Job> Emit the line that holds "Decode this chart: output" and all lines following it through the end of the data, verbatim, and nothing else.

(Collected data entries)
○ ○ ○ ○

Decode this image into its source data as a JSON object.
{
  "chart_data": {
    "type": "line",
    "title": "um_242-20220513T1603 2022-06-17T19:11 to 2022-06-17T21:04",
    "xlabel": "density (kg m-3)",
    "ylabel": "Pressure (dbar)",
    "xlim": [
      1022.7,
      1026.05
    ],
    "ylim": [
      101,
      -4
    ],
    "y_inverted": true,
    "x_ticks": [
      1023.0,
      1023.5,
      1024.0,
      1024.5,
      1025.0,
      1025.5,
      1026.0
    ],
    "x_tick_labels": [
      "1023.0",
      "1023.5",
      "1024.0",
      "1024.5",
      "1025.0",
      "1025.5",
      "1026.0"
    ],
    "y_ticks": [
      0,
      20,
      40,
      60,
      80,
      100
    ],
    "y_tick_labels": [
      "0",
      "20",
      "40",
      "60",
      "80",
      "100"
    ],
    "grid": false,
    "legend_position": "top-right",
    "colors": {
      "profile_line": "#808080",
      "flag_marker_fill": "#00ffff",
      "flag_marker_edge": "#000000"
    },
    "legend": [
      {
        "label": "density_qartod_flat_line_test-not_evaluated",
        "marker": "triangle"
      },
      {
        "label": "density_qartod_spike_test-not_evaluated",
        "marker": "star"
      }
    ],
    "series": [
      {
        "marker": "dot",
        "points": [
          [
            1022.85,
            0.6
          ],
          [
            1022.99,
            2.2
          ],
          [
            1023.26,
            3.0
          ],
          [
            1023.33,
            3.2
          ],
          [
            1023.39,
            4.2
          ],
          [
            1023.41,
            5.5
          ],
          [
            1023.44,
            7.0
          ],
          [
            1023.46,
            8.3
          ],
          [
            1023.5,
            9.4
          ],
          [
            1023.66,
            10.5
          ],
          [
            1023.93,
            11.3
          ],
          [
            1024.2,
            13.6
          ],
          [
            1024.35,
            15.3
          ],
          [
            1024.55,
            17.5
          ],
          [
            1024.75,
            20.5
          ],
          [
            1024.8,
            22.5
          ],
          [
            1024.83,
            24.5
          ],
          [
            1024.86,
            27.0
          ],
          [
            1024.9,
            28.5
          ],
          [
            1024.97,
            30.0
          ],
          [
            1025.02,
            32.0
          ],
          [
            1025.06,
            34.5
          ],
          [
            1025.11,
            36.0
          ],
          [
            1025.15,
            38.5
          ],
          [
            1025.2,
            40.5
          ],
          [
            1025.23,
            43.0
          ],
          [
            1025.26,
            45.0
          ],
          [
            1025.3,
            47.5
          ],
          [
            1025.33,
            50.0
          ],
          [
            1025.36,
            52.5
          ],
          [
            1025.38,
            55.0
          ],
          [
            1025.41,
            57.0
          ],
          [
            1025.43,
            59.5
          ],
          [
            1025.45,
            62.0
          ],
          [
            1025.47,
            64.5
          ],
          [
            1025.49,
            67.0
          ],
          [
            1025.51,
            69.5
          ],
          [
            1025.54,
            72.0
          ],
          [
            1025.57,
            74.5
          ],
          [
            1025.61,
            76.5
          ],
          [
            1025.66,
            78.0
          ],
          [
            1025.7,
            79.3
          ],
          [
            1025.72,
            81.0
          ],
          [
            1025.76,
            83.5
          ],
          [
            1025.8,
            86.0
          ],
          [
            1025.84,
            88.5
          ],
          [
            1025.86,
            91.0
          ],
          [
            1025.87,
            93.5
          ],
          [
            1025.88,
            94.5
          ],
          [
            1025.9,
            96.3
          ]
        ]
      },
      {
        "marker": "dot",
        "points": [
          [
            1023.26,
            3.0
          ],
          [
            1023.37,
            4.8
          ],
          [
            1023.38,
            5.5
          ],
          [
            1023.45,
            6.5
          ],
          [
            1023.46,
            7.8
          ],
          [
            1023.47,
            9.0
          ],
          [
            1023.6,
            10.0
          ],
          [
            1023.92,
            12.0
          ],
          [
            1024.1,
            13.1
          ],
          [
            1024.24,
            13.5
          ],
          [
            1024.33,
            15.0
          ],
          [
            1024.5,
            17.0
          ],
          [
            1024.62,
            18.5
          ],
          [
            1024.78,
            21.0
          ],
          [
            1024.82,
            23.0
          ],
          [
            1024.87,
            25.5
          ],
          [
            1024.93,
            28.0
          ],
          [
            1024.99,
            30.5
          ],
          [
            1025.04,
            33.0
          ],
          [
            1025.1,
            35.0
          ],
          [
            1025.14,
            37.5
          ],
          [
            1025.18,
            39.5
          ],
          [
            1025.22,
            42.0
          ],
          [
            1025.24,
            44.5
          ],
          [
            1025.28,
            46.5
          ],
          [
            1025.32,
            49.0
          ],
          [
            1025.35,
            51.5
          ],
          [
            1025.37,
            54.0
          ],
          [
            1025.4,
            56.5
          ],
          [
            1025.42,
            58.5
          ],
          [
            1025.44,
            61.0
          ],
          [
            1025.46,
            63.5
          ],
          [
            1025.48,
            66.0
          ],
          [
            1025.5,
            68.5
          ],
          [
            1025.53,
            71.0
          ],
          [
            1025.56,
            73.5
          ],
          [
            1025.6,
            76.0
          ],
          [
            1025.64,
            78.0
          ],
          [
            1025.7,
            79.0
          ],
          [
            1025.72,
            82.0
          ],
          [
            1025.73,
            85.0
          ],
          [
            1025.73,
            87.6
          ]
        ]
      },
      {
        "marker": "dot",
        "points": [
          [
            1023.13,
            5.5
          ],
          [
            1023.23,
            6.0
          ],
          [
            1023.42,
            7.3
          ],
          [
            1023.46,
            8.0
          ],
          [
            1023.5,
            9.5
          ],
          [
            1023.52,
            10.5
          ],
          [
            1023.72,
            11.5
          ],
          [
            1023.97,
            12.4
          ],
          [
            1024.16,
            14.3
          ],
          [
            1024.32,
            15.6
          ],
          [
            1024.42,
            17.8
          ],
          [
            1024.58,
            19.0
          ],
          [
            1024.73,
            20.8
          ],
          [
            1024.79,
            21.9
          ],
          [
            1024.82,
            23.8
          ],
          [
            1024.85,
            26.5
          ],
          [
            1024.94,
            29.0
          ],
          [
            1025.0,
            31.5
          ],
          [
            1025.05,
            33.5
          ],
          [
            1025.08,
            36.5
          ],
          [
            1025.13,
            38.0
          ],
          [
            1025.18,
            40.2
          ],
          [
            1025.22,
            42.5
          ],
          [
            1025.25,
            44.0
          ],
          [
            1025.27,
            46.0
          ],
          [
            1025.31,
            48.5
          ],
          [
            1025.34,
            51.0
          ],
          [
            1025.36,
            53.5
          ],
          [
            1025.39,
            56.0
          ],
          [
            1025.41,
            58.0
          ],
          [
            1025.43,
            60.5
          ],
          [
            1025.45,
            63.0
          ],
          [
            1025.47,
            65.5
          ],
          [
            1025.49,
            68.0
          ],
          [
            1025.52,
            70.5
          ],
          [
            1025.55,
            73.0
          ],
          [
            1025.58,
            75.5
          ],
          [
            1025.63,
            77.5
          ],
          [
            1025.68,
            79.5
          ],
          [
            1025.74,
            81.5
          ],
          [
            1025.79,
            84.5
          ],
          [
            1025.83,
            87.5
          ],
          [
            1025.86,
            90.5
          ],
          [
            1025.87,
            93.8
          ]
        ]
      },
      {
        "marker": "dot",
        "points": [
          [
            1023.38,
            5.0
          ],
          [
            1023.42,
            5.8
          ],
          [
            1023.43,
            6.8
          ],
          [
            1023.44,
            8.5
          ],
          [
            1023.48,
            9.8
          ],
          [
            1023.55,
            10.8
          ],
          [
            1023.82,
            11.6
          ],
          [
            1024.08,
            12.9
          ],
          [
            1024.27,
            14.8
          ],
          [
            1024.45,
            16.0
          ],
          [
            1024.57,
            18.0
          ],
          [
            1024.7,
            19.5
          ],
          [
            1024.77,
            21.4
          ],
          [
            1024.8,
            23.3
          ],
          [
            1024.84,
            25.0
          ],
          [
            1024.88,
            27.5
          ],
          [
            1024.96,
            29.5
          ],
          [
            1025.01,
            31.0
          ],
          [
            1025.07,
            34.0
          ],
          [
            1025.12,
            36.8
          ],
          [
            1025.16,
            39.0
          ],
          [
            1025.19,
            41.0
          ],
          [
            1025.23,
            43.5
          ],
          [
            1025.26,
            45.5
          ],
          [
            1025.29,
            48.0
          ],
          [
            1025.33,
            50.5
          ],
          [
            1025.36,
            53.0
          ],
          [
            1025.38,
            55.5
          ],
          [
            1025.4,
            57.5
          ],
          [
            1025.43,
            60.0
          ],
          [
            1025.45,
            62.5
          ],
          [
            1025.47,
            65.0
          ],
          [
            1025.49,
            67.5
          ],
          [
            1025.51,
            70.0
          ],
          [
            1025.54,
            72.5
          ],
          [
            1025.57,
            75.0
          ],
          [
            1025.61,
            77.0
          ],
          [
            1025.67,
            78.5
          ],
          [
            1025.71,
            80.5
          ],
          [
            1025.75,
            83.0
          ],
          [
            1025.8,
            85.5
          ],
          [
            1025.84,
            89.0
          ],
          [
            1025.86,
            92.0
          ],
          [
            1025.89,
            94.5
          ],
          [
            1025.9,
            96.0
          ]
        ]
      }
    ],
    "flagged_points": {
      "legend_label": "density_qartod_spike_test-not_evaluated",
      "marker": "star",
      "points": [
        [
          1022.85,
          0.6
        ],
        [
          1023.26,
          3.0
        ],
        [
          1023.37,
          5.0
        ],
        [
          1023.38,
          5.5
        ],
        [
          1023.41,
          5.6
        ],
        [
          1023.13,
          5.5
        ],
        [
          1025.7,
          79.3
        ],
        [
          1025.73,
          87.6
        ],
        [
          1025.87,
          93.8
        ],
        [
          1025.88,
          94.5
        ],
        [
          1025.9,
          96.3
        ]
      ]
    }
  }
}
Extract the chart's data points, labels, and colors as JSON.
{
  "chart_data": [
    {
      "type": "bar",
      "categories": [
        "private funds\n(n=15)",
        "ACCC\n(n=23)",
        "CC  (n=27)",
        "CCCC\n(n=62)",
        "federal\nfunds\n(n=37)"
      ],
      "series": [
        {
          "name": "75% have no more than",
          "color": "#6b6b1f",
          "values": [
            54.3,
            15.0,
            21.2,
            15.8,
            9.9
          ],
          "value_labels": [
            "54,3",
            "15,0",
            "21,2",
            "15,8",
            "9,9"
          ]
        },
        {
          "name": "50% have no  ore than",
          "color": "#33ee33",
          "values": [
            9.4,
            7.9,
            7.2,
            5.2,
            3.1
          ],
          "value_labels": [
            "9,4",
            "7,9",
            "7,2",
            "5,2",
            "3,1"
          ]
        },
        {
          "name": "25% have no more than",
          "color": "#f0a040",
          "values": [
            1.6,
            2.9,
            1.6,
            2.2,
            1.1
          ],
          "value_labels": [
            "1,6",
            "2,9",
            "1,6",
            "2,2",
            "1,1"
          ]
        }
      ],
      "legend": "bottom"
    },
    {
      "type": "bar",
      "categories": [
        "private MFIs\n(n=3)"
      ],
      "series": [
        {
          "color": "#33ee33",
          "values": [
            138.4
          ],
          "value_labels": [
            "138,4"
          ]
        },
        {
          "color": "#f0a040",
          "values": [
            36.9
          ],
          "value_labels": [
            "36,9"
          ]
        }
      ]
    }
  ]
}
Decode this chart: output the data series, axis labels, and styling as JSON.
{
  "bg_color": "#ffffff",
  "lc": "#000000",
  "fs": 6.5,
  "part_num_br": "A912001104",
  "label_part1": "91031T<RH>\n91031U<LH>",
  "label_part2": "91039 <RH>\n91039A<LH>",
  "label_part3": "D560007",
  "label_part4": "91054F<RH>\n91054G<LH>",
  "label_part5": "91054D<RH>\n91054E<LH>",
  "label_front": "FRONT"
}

○ ○ ○ ○

Result>
Decode this chart: output the data series, axis labels, and styling as JSON.
{
  "bg_color": "#ffffff",
  "lc": "#000000",
  "fs": 6.5,
  "part_num_br": "A912001104",
  "label_part1": "91031T<RH>\n91031U<LH>",
  "label_part2": "91039 <RH>\n91039A<LH>",
  "label_part3": "D560007",
  "label_part4": "91054F<RH>\n91054G<LH>",
  "label_part5": "91054D<RH>\n91054E<LH>",
  "label_front": "FRONT"
}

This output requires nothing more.